* **Excerpt to read**:

··········

The High Court has allowed a clause in a deed of appointment to be set aside on grounds of mistake – the mistake related to the inclusion of certain assets, which did not qualify for relief from Capital Gains tax (CGT), resulting in unexpected CGT liability.
The trustees of the settlement were the settlor, Brian George Kennedy, his wife, and their solicitor. Under the terms of the settlement, Mr Kennedy had a life interest in possession in the assets of the settlement. The settlement provided for the trustees to have a power of appointment, ( i.e. to decide who should benefit from the trust) which could be exercised in favour of Mr Kennedy and his children (among others). In default of the exercise of the power of appointment, the capital was to be held on trust for the Kennedy' s children.
The Finance Act 2006 introduced new rules for settled property. To mitigate adverse tax consequences resulting under the new regime, trustees and beneficiaries could, for a transitional period, reorganise existing trusts in various ways. Mr Kennedy was advised that under these provisions, he could appoint assets to himself and make dispositions in favour of his children, which would have the effect of reducing his future inheritance tax liability.

··········

* **Material provided**:

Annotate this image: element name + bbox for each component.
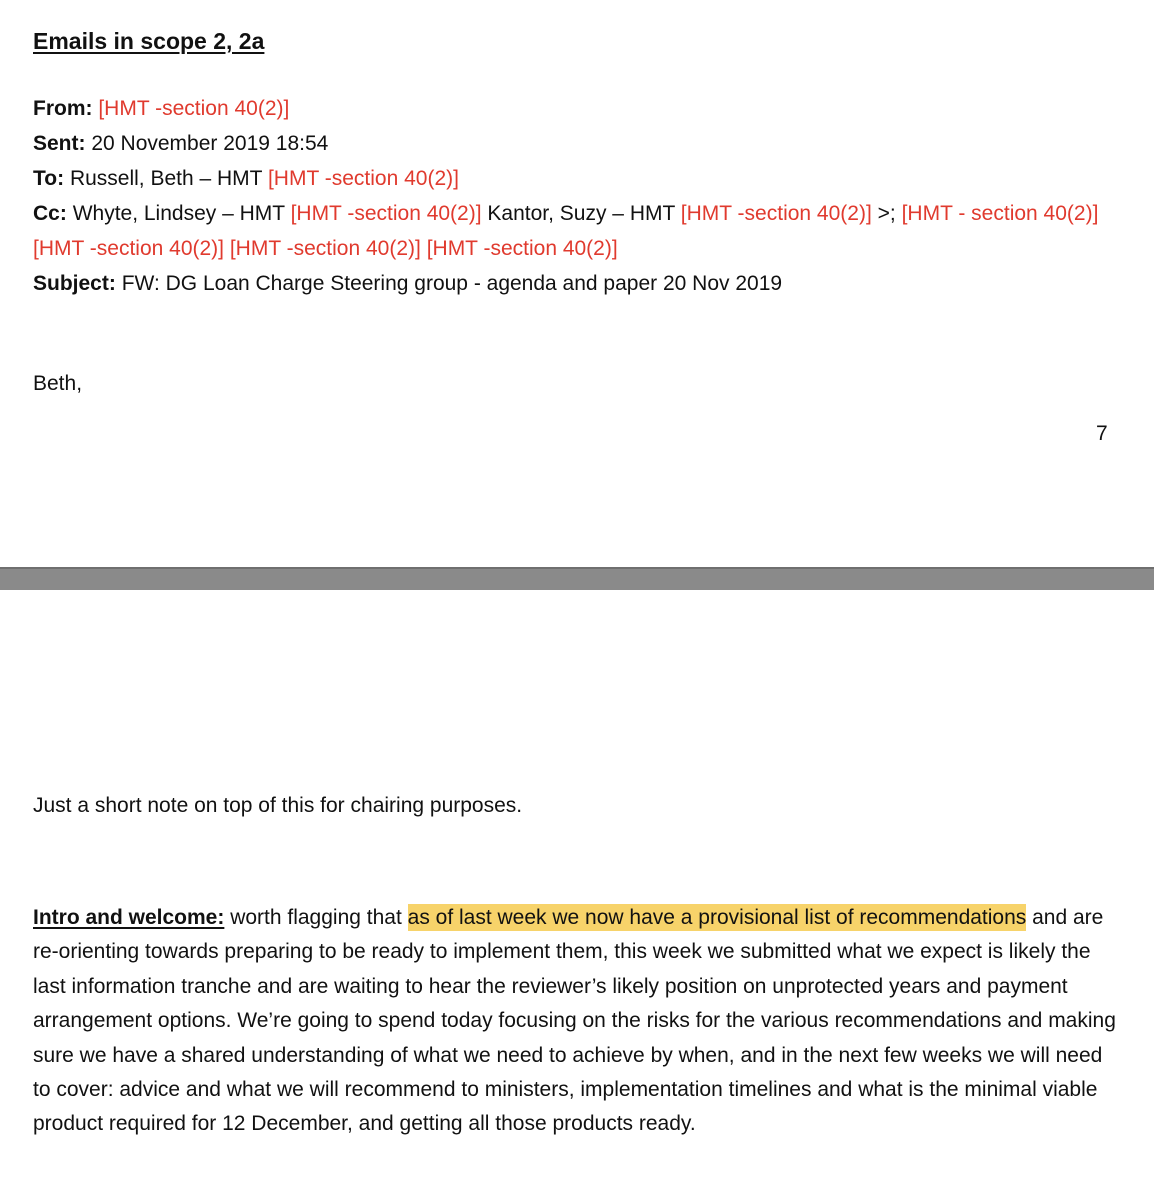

··········

* **Task statement**: Reproduce the passage of the trust case report that begins with the words containing "The trustees of" and ends with "Kennedy' s children.", without changing a character.

* **Task output**:
The trustees of the settlement were the settlor, Brian George Kennedy, his wife, and their solicitor. Under the terms of the settlement, Mr Kennedy had a life interest in possession in the assets of the settlement. The settlement provided for the trustees to have a power of appointment, ( i.e. to decide who should benefit from the trust) which could be exercised in favour of Mr Kennedy and his children (among others). In default of the exercise of the power of appointment, the capital was to be held on trust for the Kennedy' s children.